* _INFORMATION SUPPLIED_
===

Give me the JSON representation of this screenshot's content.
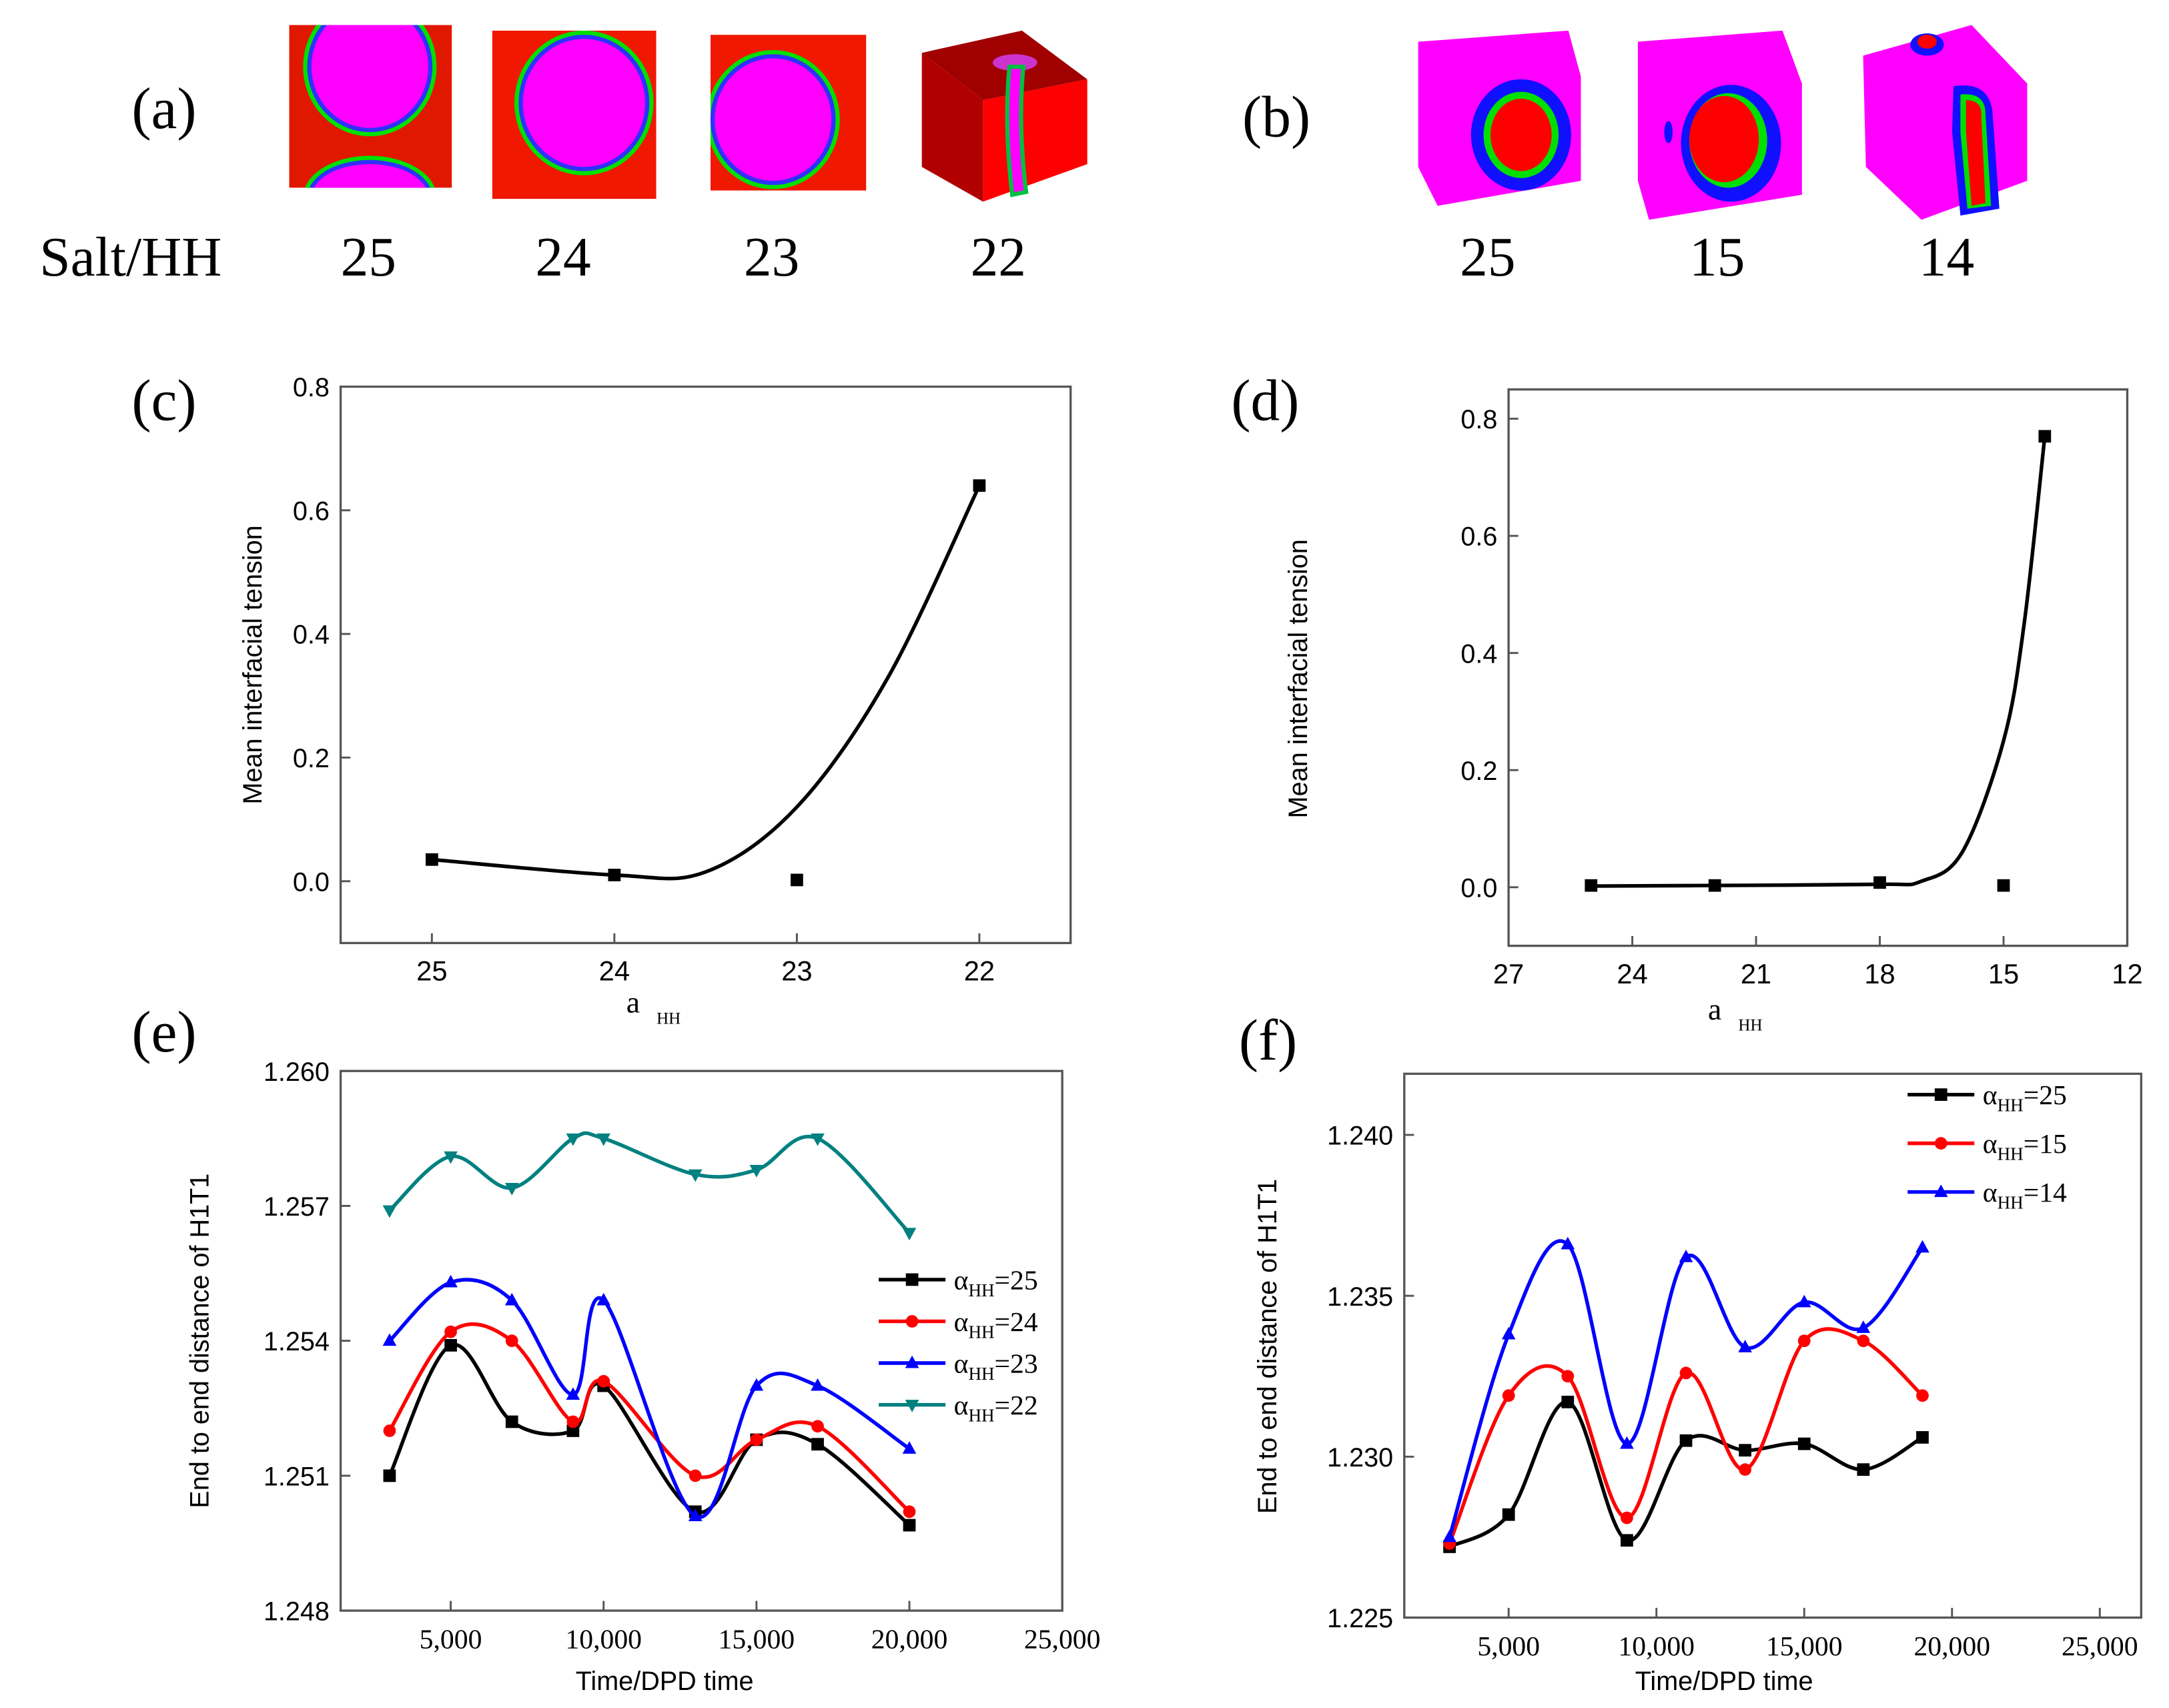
{
  "panel_a": {
    "label": "(a)",
    "row_label": "Salt/HH",
    "snapshots": [
      {
        "value": "25"
      },
      {
        "value": "24"
      },
      {
        "value": "23"
      },
      {
        "value": "22"
      }
    ]
  },
  "panel_b": {
    "label": "(b)",
    "snapshots": [
      {
        "value": "25"
      },
      {
        "value": "15"
      },
      {
        "value": "14"
      }
    ]
  },
  "colors": {
    "magenta": "#ff00ff",
    "red": "#ff0000",
    "blue": "#0000ff",
    "green": "#00ff00",
    "darkred": "#b00000"
  },
  "chart_data": [
    {
      "id": "c",
      "panel_label": "(c)",
      "type": "scatter",
      "xlabel": "a",
      "xlabel_sub": "HH",
      "ylabel": "Mean interfacial tension",
      "xlim": [
        25.5,
        21.5
      ],
      "ylim": [
        -0.1,
        0.8
      ],
      "xticks": [
        25,
        24,
        23,
        22
      ],
      "xtick_labels": [
        "25",
        "24",
        "23",
        "22"
      ],
      "yticks": [
        0.0,
        0.2,
        0.4,
        0.6,
        0.8
      ],
      "ytick_labels": [
        "0.0",
        "0.2",
        "0.4",
        "0.6",
        "0.8"
      ],
      "series": [
        {
          "name": "tension",
          "color": "#000000",
          "marker": "square",
          "x": [
            25,
            24,
            23,
            22
          ],
          "y": [
            0.035,
            0.01,
            0.002,
            0.64
          ],
          "fit_x": [
            25,
            24,
            23.5,
            23,
            22.5,
            22
          ],
          "fit_y": [
            0.035,
            0.01,
            0.015,
            0.12,
            0.33,
            0.64
          ]
        }
      ]
    },
    {
      "id": "d",
      "panel_label": "(d)",
      "type": "scatter",
      "xlabel": "a",
      "xlabel_sub": "HH",
      "ylabel": "Mean interfacial tension",
      "xlim": [
        27,
        12
      ],
      "ylim": [
        -0.1,
        0.85
      ],
      "xticks": [
        27,
        24,
        21,
        18,
        15,
        12
      ],
      "xtick_labels": [
        "27",
        "24",
        "21",
        "18",
        "15",
        "12"
      ],
      "yticks": [
        0.0,
        0.2,
        0.4,
        0.6,
        0.8
      ],
      "ytick_labels": [
        "0.0",
        "0.2",
        "0.4",
        "0.6",
        "0.8"
      ],
      "series": [
        {
          "name": "tension",
          "color": "#000000",
          "marker": "square",
          "x": [
            25,
            22,
            18,
            15,
            14
          ],
          "y": [
            0.003,
            0.003,
            0.008,
            0.003,
            0.77
          ],
          "fit_x": [
            25,
            22,
            18,
            17,
            16,
            15,
            14.5,
            14
          ],
          "fit_y": [
            0.002,
            0.003,
            0.005,
            0.01,
            0.06,
            0.25,
            0.45,
            0.77
          ]
        }
      ]
    },
    {
      "id": "e",
      "panel_label": "(e)",
      "type": "line",
      "xlabel": "Time/DPD time",
      "ylabel": "End to end distance of H1T1",
      "xlim": [
        1400,
        25000
      ],
      "ylim": [
        1.248,
        1.26
      ],
      "xticks": [
        5000,
        10000,
        15000,
        20000,
        25000
      ],
      "xtick_labels": [
        "5,000",
        "10,000",
        "15,000",
        "20,000",
        "25,000"
      ],
      "yticks": [
        1.248,
        1.251,
        1.254,
        1.257,
        1.26
      ],
      "ytick_labels": [
        "1.248",
        "1.251",
        "1.254",
        "1.257",
        "1.260"
      ],
      "legend_position": "center-right",
      "series": [
        {
          "name": "α",
          "sub": "HH",
          "suffix": "=25",
          "color": "#000000",
          "marker": "square",
          "x": [
            3000,
            5000,
            7000,
            9000,
            10000,
            13000,
            15000,
            17000,
            20000
          ],
          "y": [
            1.251,
            1.2539,
            1.2522,
            1.252,
            1.253,
            1.2502,
            1.2518,
            1.2517,
            1.2499
          ]
        },
        {
          "name": "α",
          "sub": "HH",
          "suffix": "=24",
          "color": "#ff0000",
          "marker": "circle",
          "x": [
            3000,
            5000,
            7000,
            9000,
            10000,
            13000,
            15000,
            17000,
            20000
          ],
          "y": [
            1.252,
            1.2542,
            1.254,
            1.2522,
            1.2531,
            1.251,
            1.2518,
            1.2521,
            1.2502
          ]
        },
        {
          "name": "α",
          "sub": "HH",
          "suffix": "=23",
          "color": "#0000ff",
          "marker": "triangle-up",
          "x": [
            3000,
            5000,
            7000,
            9000,
            10000,
            13000,
            15000,
            17000,
            20000
          ],
          "y": [
            1.254,
            1.2553,
            1.2549,
            1.2528,
            1.2549,
            1.2501,
            1.253,
            1.253,
            1.2516
          ]
        },
        {
          "name": "α",
          "sub": "HH",
          "suffix": "=22",
          "color": "#008080",
          "marker": "triangle-down",
          "x": [
            3000,
            5000,
            7000,
            9000,
            10000,
            13000,
            15000,
            17000,
            20000
          ],
          "y": [
            1.2569,
            1.2581,
            1.2574,
            1.2585,
            1.2585,
            1.2577,
            1.2578,
            1.2585,
            1.2564
          ]
        }
      ]
    },
    {
      "id": "f",
      "panel_label": "(f)",
      "type": "line",
      "xlabel": "Time/DPD time",
      "ylabel": "End to end distance of H1T1",
      "xlim": [
        1470,
        26400
      ],
      "ylim": [
        1.225,
        1.2419
      ],
      "xticks": [
        5000,
        10000,
        15000,
        20000,
        25000
      ],
      "xtick_labels": [
        "5,000",
        "10,000",
        "15,000",
        "20,000",
        "25,000"
      ],
      "yticks": [
        1.225,
        1.23,
        1.235,
        1.24
      ],
      "ytick_labels": [
        "1.225",
        "1.230",
        "1.235",
        "1.240"
      ],
      "legend_position": "top-right",
      "series": [
        {
          "name": "α",
          "sub": "HH",
          "suffix": "=25",
          "color": "#000000",
          "marker": "square",
          "x": [
            3000,
            5000,
            7000,
            9000,
            11000,
            13000,
            15000,
            17000,
            19000
          ],
          "y": [
            1.2272,
            1.2282,
            1.2317,
            1.2274,
            1.2305,
            1.2302,
            1.2304,
            1.2296,
            1.2306
          ]
        },
        {
          "name": "α",
          "sub": "HH",
          "suffix": "=15",
          "color": "#ff0000",
          "marker": "circle",
          "x": [
            3000,
            5000,
            7000,
            9000,
            11000,
            13000,
            15000,
            17000,
            19000
          ],
          "y": [
            1.2273,
            1.2319,
            1.2325,
            1.2281,
            1.2326,
            1.2296,
            1.2336,
            1.2336,
            1.2319
          ]
        },
        {
          "name": "α",
          "sub": "HH",
          "suffix": "=14",
          "color": "#0000ff",
          "marker": "triangle-up",
          "x": [
            3000,
            5000,
            7000,
            9000,
            11000,
            13000,
            15000,
            17000,
            19000
          ],
          "y": [
            1.2275,
            1.2338,
            1.2366,
            1.2304,
            1.2362,
            1.2334,
            1.2348,
            1.234,
            1.2365
          ]
        }
      ]
    }
  ]
}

===

* _TASK BRIEF_
Repeat the data in full and exactly. Omit pictures.

* _COMPLETED TASK_
Give me the JSON representation of this screenshot's content.
{
  "panel_a": {
    "label": "(a)",
    "row_label": "Salt/HH",
    "snapshots": [
      {
        "value": "25"
      },
      {
        "value": "24"
      },
      {
        "value": "23"
      },
      {
        "value": "22"
      }
    ]
  },
  "panel_b": {
    "label": "(b)",
    "snapshots": [
      {
        "value": "25"
      },
      {
        "value": "15"
      },
      {
        "value": "14"
      }
    ]
  },
  "colors": {
    "magenta": "#ff00ff",
    "red": "#ff0000",
    "blue": "#0000ff",
    "green": "#00ff00",
    "darkred": "#b00000"
  },
  "chart_data": [
    {
      "id": "c",
      "panel_label": "(c)",
      "type": "scatter",
      "xlabel": "a",
      "xlabel_sub": "HH",
      "ylabel": "Mean interfacial tension",
      "xlim": [
        25.5,
        21.5
      ],
      "ylim": [
        -0.1,
        0.8
      ],
      "xticks": [
        25,
        24,
        23,
        22
      ],
      "xtick_labels": [
        "25",
        "24",
        "23",
        "22"
      ],
      "yticks": [
        0.0,
        0.2,
        0.4,
        0.6,
        0.8
      ],
      "ytick_labels": [
        "0.0",
        "0.2",
        "0.4",
        "0.6",
        "0.8"
      ],
      "series": [
        {
          "name": "tension",
          "color": "#000000",
          "marker": "square",
          "x": [
            25,
            24,
            23,
            22
          ],
          "y": [
            0.035,
            0.01,
            0.002,
            0.64
          ],
          "fit_x": [
            25,
            24,
            23.5,
            23,
            22.5,
            22
          ],
          "fit_y": [
            0.035,
            0.01,
            0.015,
            0.12,
            0.33,
            0.64
          ]
        }
      ]
    },
    {
      "id": "d",
      "panel_label": "(d)",
      "type": "scatter",
      "xlabel": "a",
      "xlabel_sub": "HH",
      "ylabel": "Mean interfacial tension",
      "xlim": [
        27,
        12
      ],
      "ylim": [
        -0.1,
        0.85
      ],
      "xticks": [
        27,
        24,
        21,
        18,
        15,
        12
      ],
      "xtick_labels": [
        "27",
        "24",
        "21",
        "18",
        "15",
        "12"
      ],
      "yticks": [
        0.0,
        0.2,
        0.4,
        0.6,
        0.8
      ],
      "ytick_labels": [
        "0.0",
        "0.2",
        "0.4",
        "0.6",
        "0.8"
      ],
      "series": [
        {
          "name": "tension",
          "color": "#000000",
          "marker": "square",
          "x": [
            25,
            22,
            18,
            15,
            14
          ],
          "y": [
            0.003,
            0.003,
            0.008,
            0.003,
            0.77
          ],
          "fit_x": [
            25,
            22,
            18,
            17,
            16,
            15,
            14.5,
            14
          ],
          "fit_y": [
            0.002,
            0.003,
            0.005,
            0.01,
            0.06,
            0.25,
            0.45,
            0.77
          ]
        }
      ]
    },
    {
      "id": "e",
      "panel_label": "(e)",
      "type": "line",
      "xlabel": "Time/DPD time",
      "ylabel": "End to end distance of H1T1",
      "xlim": [
        1400,
        25000
      ],
      "ylim": [
        1.248,
        1.26
      ],
      "xticks": [
        5000,
        10000,
        15000,
        20000,
        25000
      ],
      "xtick_labels": [
        "5,000",
        "10,000",
        "15,000",
        "20,000",
        "25,000"
      ],
      "yticks": [
        1.248,
        1.251,
        1.254,
        1.257,
        1.26
      ],
      "ytick_labels": [
        "1.248",
        "1.251",
        "1.254",
        "1.257",
        "1.260"
      ],
      "legend_position": "center-right",
      "series": [
        {
          "name": "α",
          "sub": "HH",
          "suffix": "=25",
          "color": "#000000",
          "marker": "square",
          "x": [
            3000,
            5000,
            7000,
            9000,
            10000,
            13000,
            15000,
            17000,
            20000
          ],
          "y": [
            1.251,
            1.2539,
            1.2522,
            1.252,
            1.253,
            1.2502,
            1.2518,
            1.2517,
            1.2499
          ]
        },
        {
          "name": "α",
          "sub": "HH",
          "suffix": "=24",
          "color": "#ff0000",
          "marker": "circle",
          "x": [
            3000,
            5000,
            7000,
            9000,
            10000,
            13000,
            15000,
            17000,
            20000
          ],
          "y": [
            1.252,
            1.2542,
            1.254,
            1.2522,
            1.2531,
            1.251,
            1.2518,
            1.2521,
            1.2502
          ]
        },
        {
          "name": "α",
          "sub": "HH",
          "suffix": "=23",
          "color": "#0000ff",
          "marker": "triangle-up",
          "x": [
            3000,
            5000,
            7000,
            9000,
            10000,
            13000,
            15000,
            17000,
            20000
          ],
          "y": [
            1.254,
            1.2553,
            1.2549,
            1.2528,
            1.2549,
            1.2501,
            1.253,
            1.253,
            1.2516
          ]
        },
        {
          "name": "α",
          "sub": "HH",
          "suffix": "=22",
          "color": "#008080",
          "marker": "triangle-down",
          "x": [
            3000,
            5000,
            7000,
            9000,
            10000,
            13000,
            15000,
            17000,
            20000
          ],
          "y": [
            1.2569,
            1.2581,
            1.2574,
            1.2585,
            1.2585,
            1.2577,
            1.2578,
            1.2585,
            1.2564
          ]
        }
      ]
    },
    {
      "id": "f",
      "panel_label": "(f)",
      "type": "line",
      "xlabel": "Time/DPD time",
      "ylabel": "End to end distance of H1T1",
      "xlim": [
        1470,
        26400
      ],
      "ylim": [
        1.225,
        1.2419
      ],
      "xticks": [
        5000,
        10000,
        15000,
        20000,
        25000
      ],
      "xtick_labels": [
        "5,000",
        "10,000",
        "15,000",
        "20,000",
        "25,000"
      ],
      "yticks": [
        1.225,
        1.23,
        1.235,
        1.24
      ],
      "ytick_labels": [
        "1.225",
        "1.230",
        "1.235",
        "1.240"
      ],
      "legend_position": "top-right",
      "series": [
        {
          "name": "α",
          "sub": "HH",
          "suffix": "=25",
          "color": "#000000",
          "marker": "square",
          "x": [
            3000,
            5000,
            7000,
            9000,
            11000,
            13000,
            15000,
            17000,
            19000
          ],
          "y": [
            1.2272,
            1.2282,
            1.2317,
            1.2274,
            1.2305,
            1.2302,
            1.2304,
            1.2296,
            1.2306
          ]
        },
        {
          "name": "α",
          "sub": "HH",
          "suffix": "=15",
          "color": "#ff0000",
          "marker": "circle",
          "x": [
            3000,
            5000,
            7000,
            9000,
            11000,
            13000,
            15000,
            17000,
            19000
          ],
          "y": [
            1.2273,
            1.2319,
            1.2325,
            1.2281,
            1.2326,
            1.2296,
            1.2336,
            1.2336,
            1.2319
          ]
        },
        {
          "name": "α",
          "sub": "HH",
          "suffix": "=14",
          "color": "#0000ff",
          "marker": "triangle-up",
          "x": [
            3000,
            5000,
            7000,
            9000,
            11000,
            13000,
            15000,
            17000,
            19000
          ],
          "y": [
            1.2275,
            1.2338,
            1.2366,
            1.2304,
            1.2362,
            1.2334,
            1.2348,
            1.234,
            1.2365
          ]
        }
      ]
    }
  ]
}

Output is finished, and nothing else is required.